■ Written task: List the lines of this listing that hold the word "text".

(begin)

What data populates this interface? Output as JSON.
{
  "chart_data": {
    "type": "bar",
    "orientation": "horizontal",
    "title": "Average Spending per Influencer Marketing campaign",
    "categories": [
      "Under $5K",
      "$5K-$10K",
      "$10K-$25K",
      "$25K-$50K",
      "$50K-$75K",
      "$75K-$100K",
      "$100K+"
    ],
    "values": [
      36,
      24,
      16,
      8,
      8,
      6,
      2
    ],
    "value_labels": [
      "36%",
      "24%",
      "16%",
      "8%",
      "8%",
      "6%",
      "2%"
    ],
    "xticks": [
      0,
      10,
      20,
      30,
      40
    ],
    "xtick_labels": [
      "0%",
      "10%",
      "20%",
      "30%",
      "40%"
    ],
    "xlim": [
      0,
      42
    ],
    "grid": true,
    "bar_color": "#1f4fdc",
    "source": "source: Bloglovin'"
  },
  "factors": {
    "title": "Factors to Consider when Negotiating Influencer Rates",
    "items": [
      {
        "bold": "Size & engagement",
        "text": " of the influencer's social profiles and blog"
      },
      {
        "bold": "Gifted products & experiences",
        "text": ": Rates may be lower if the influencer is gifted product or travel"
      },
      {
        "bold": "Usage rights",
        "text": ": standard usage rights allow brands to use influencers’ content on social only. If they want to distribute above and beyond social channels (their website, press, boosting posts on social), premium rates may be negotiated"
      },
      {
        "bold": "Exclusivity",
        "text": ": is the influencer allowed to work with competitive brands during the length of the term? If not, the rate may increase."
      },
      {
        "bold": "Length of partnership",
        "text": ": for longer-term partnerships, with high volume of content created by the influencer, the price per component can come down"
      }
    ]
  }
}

(end)

■ Result of this task:
        "text": " of the influencer's social profiles and blog"
        "text": ": Rates may be lower if the influencer is gifted product or travel"
        "text": ": standard usage rights allow brands to use influencers’ content on social only. If they want to distribute above and beyond social channels (their website, press, boosting posts on social), premium rates may be negotiated"
        "text": ": is the influencer allowed to work with competitive brands during the length of the term? If not, the rate may increase."
        "text": ": for longer-term partnerships, with high volume of content created by the influencer, the price per component can come down"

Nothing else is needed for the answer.